GIVEN ENTRIES:
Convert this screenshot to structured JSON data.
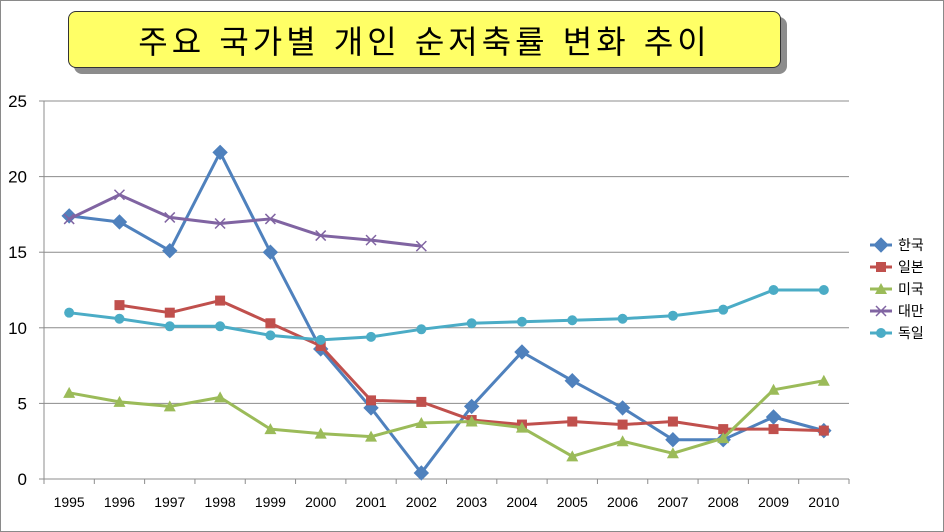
{
  "chart_data": {
    "type": "line",
    "title": "주요 국가별 개인 순저축률 변화 추이",
    "xlabel": "",
    "ylabel": "",
    "x": [
      "1995",
      "1996",
      "1997",
      "1998",
      "1999",
      "2000",
      "2001",
      "2002",
      "2003",
      "2004",
      "2005",
      "2006",
      "2007",
      "2008",
      "2009",
      "2010"
    ],
    "ylim": [
      0,
      25
    ],
    "yticks": [
      0,
      5,
      10,
      15,
      20,
      25
    ],
    "grid": true,
    "legend_position": "right",
    "series": [
      {
        "name": "한국",
        "color": "#4f81bd",
        "marker": "diamond",
        "values": [
          17.4,
          17.0,
          15.1,
          21.6,
          15.0,
          8.6,
          4.7,
          0.4,
          4.8,
          8.4,
          6.5,
          4.7,
          2.6,
          2.6,
          4.1,
          3.2
        ]
      },
      {
        "name": "일본",
        "color": "#c0504d",
        "marker": "square",
        "values": [
          null,
          11.5,
          11.0,
          11.8,
          10.3,
          8.8,
          5.2,
          5.1,
          3.9,
          3.6,
          3.8,
          3.6,
          3.8,
          3.3,
          3.3,
          3.2
        ]
      },
      {
        "name": "미국",
        "color": "#9bbb59",
        "marker": "triangle",
        "values": [
          5.7,
          5.1,
          4.8,
          5.4,
          3.3,
          3.0,
          2.8,
          3.7,
          3.8,
          3.4,
          1.5,
          2.5,
          1.7,
          2.7,
          5.9,
          6.5
        ]
      },
      {
        "name": "대만",
        "color": "#8064a2",
        "marker": "x",
        "values": [
          17.2,
          18.8,
          17.3,
          16.9,
          17.2,
          16.1,
          15.8,
          15.4,
          null,
          null,
          null,
          null,
          null,
          null,
          null,
          null
        ]
      },
      {
        "name": "독일",
        "color": "#4bacc6",
        "marker": "circle",
        "values": [
          11.0,
          10.6,
          10.1,
          10.1,
          9.5,
          9.2,
          9.4,
          9.9,
          10.3,
          10.4,
          10.5,
          10.6,
          10.8,
          11.2,
          12.5,
          12.5
        ]
      }
    ]
  }
}
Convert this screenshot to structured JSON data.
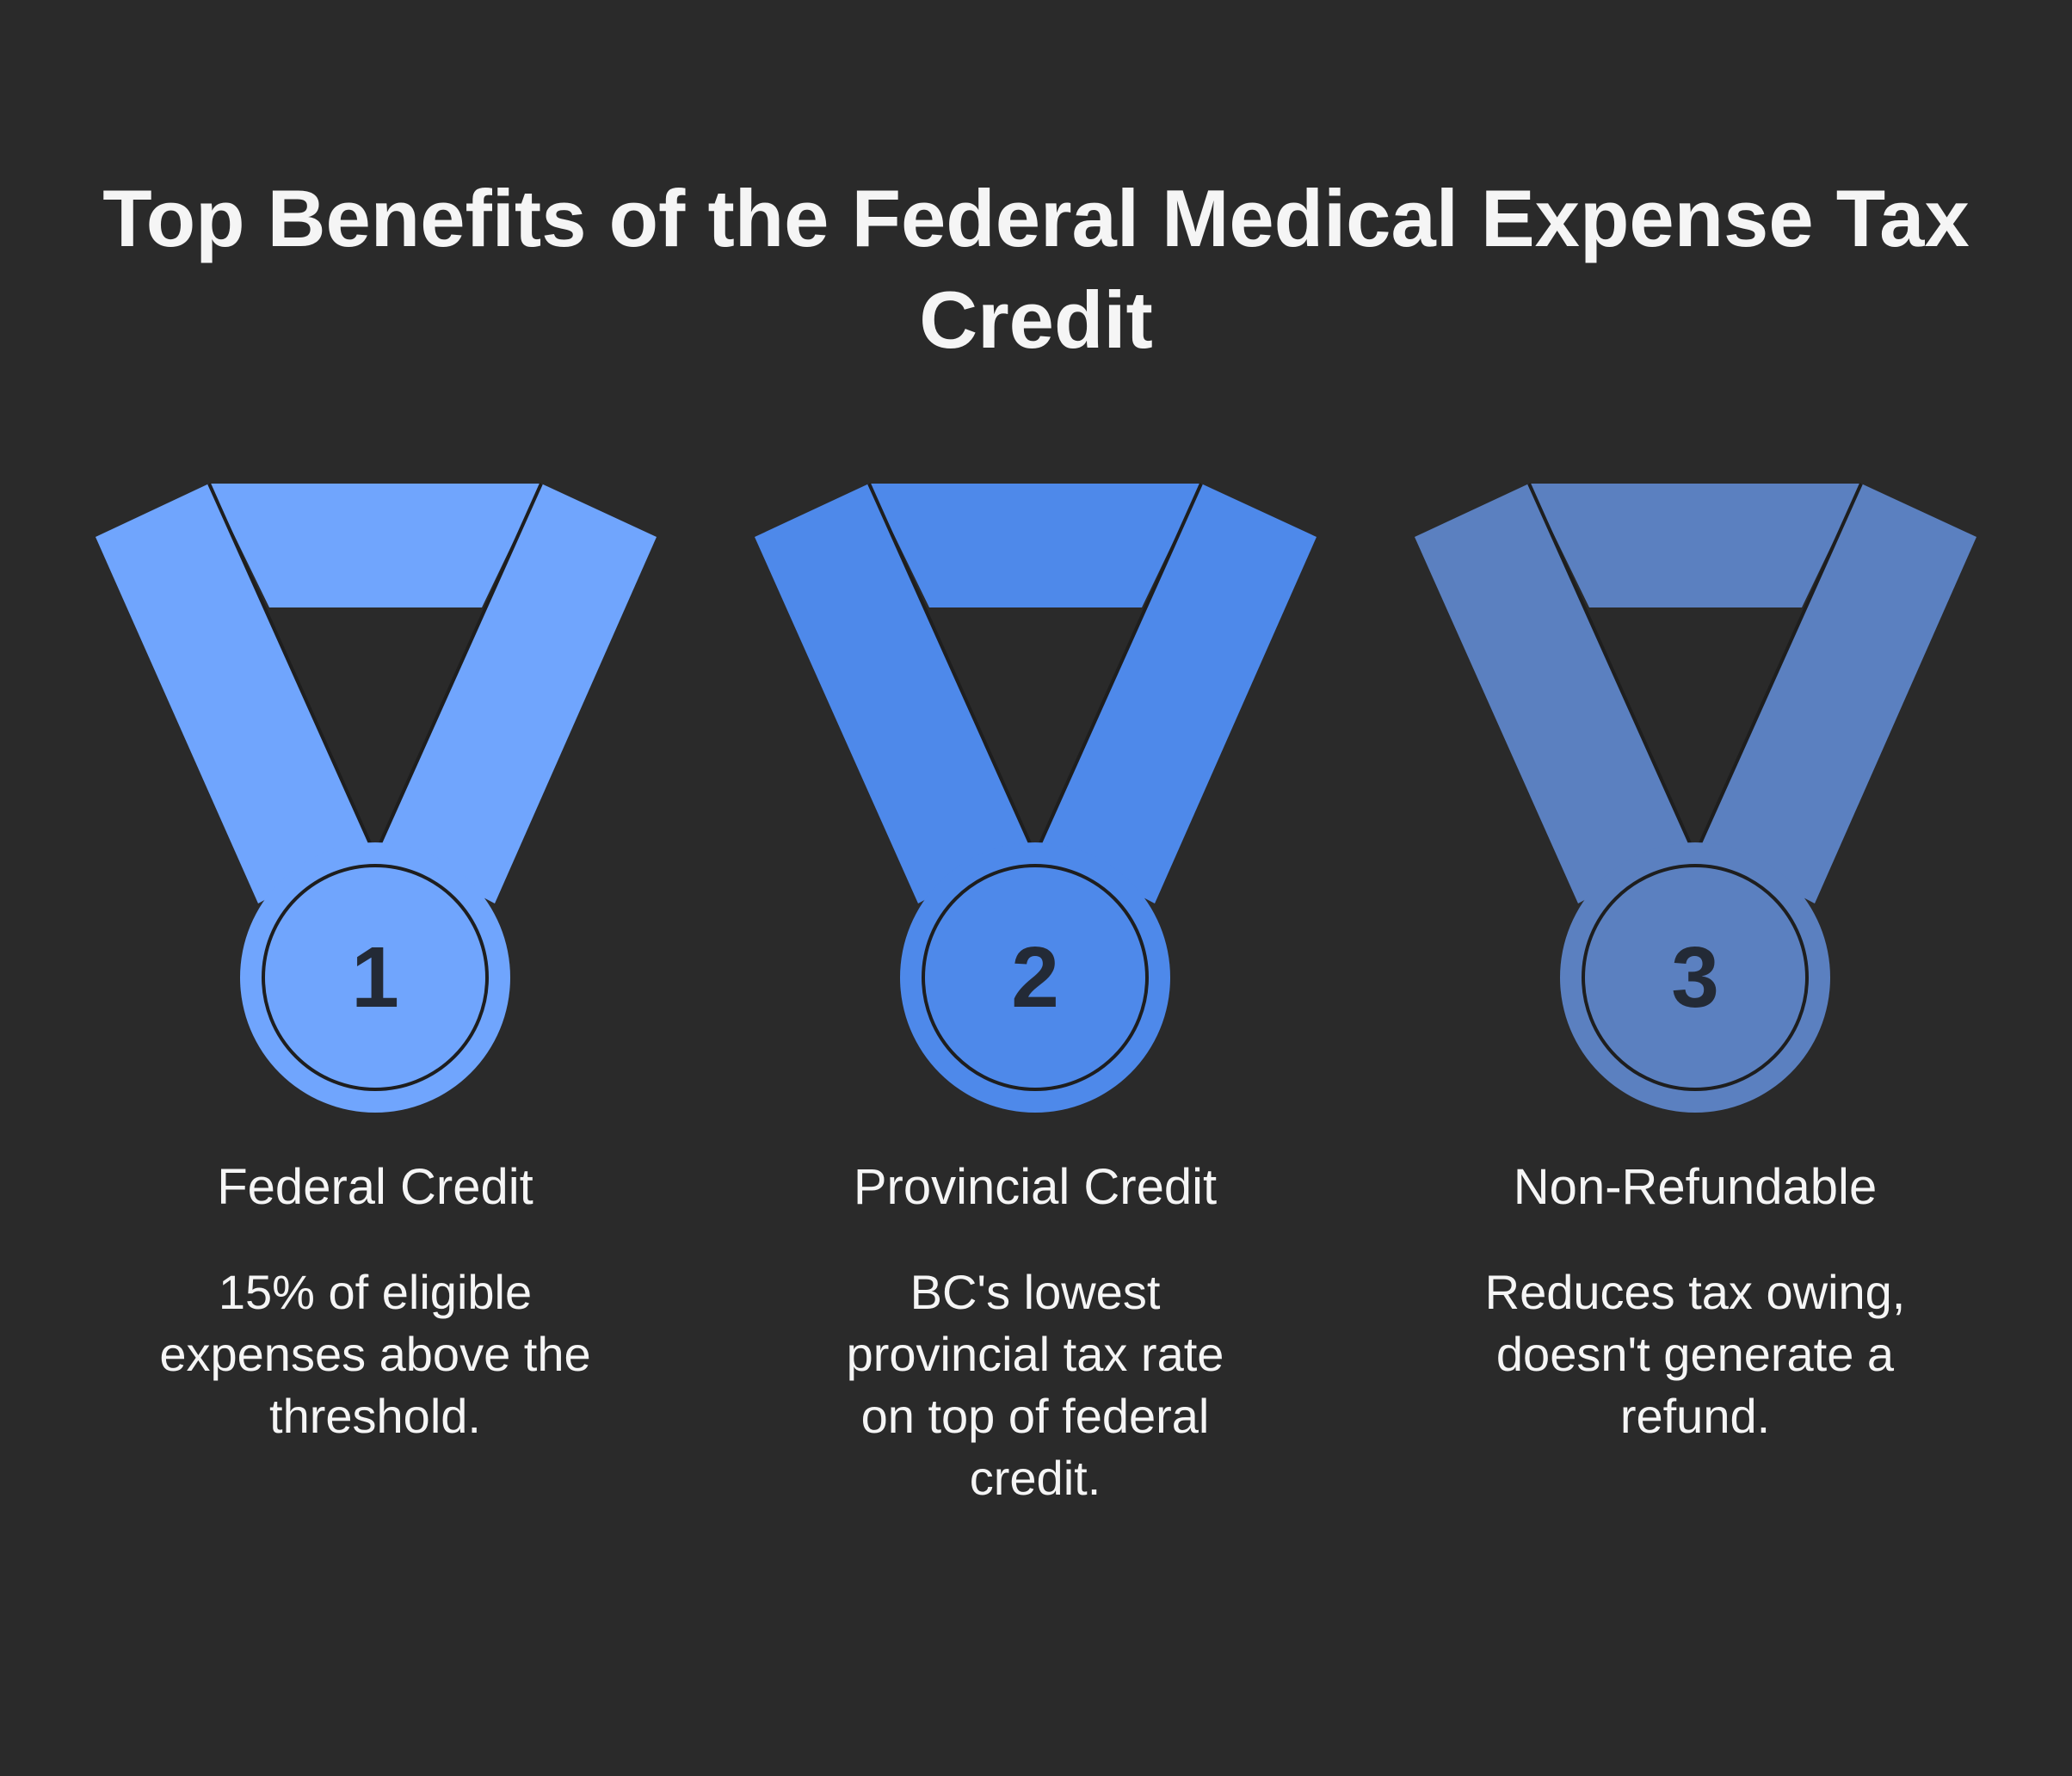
{
  "title": {
    "line1": "Top Benefits of the Federal Medical Expense Tax",
    "line2": "Credit"
  },
  "medals": [
    {
      "number": "1",
      "color": "#70a5fd",
      "heading": "Federal Credit",
      "description": [
        "15% of eligible",
        "expenses above the",
        "threshold."
      ]
    },
    {
      "number": "2",
      "color": "#4e89ea",
      "heading": "Provincial Credit",
      "description": [
        "BC's lowest",
        "provincial tax rate",
        "on top of federal",
        "credit."
      ]
    },
    {
      "number": "3",
      "color": "#5b80c0",
      "heading": "Non-Refundable",
      "description": [
        "Reduces tax owing,",
        "doesn't generate a",
        "refund."
      ]
    }
  ],
  "colors": {
    "background": "#2a2a2a",
    "outline": "#1e1e1e",
    "number_text": "#232a36"
  }
}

TASK INSTRUCTIONS:
Each line of the data should be quoted exactly, with pictures left out.

THE RESULT:
Convert this screenshot to structured JSON data.
{
  "chart_data": {
    "type": "line",
    "title": "주요 국가별 개인 순저축률 변화 추이",
    "xlabel": "",
    "ylabel": "",
    "x": [
      "1995",
      "1996",
      "1997",
      "1998",
      "1999",
      "2000",
      "2001",
      "2002",
      "2003",
      "2004",
      "2005",
      "2006",
      "2007",
      "2008",
      "2009",
      "2010"
    ],
    "ylim": [
      0,
      25
    ],
    "yticks": [
      0,
      5,
      10,
      15,
      20,
      25
    ],
    "grid": true,
    "legend_position": "right",
    "series": [
      {
        "name": "한국",
        "color": "#4f81bd",
        "marker": "diamond",
        "values": [
          17.4,
          17.0,
          15.1,
          21.6,
          15.0,
          8.6,
          4.7,
          0.4,
          4.8,
          8.4,
          6.5,
          4.7,
          2.6,
          2.6,
          4.1,
          3.2
        ]
      },
      {
        "name": "일본",
        "color": "#c0504d",
        "marker": "square",
        "values": [
          null,
          11.5,
          11.0,
          11.8,
          10.3,
          8.8,
          5.2,
          5.1,
          3.9,
          3.6,
          3.8,
          3.6,
          3.8,
          3.3,
          3.3,
          3.2
        ]
      },
      {
        "name": "미국",
        "color": "#9bbb59",
        "marker": "triangle",
        "values": [
          5.7,
          5.1,
          4.8,
          5.4,
          3.3,
          3.0,
          2.8,
          3.7,
          3.8,
          3.4,
          1.5,
          2.5,
          1.7,
          2.7,
          5.9,
          6.5
        ]
      },
      {
        "name": "대만",
        "color": "#8064a2",
        "marker": "x",
        "values": [
          17.2,
          18.8,
          17.3,
          16.9,
          17.2,
          16.1,
          15.8,
          15.4,
          null,
          null,
          null,
          null,
          null,
          null,
          null,
          null
        ]
      },
      {
        "name": "독일",
        "color": "#4bacc6",
        "marker": "circle",
        "values": [
          11.0,
          10.6,
          10.1,
          10.1,
          9.5,
          9.2,
          9.4,
          9.9,
          10.3,
          10.4,
          10.5,
          10.6,
          10.8,
          11.2,
          12.5,
          12.5
        ]
      }
    ]
  }
}
Convert this screenshot to structured JSON data.
{
  "title": {
    "line1": "Top Benefits of the Federal Medical Expense Tax",
    "line2": "Credit"
  },
  "medals": [
    {
      "number": "1",
      "color": "#70a5fd",
      "heading": "Federal Credit",
      "description": [
        "15% of eligible",
        "expenses above the",
        "threshold."
      ]
    },
    {
      "number": "2",
      "color": "#4e89ea",
      "heading": "Provincial Credit",
      "description": [
        "BC's lowest",
        "provincial tax rate",
        "on top of federal",
        "credit."
      ]
    },
    {
      "number": "3",
      "color": "#5b80c0",
      "heading": "Non-Refundable",
      "description": [
        "Reduces tax owing,",
        "doesn't generate a",
        "refund."
      ]
    }
  ],
  "colors": {
    "background": "#2a2a2a",
    "outline": "#1e1e1e",
    "number_text": "#232a36"
  }
}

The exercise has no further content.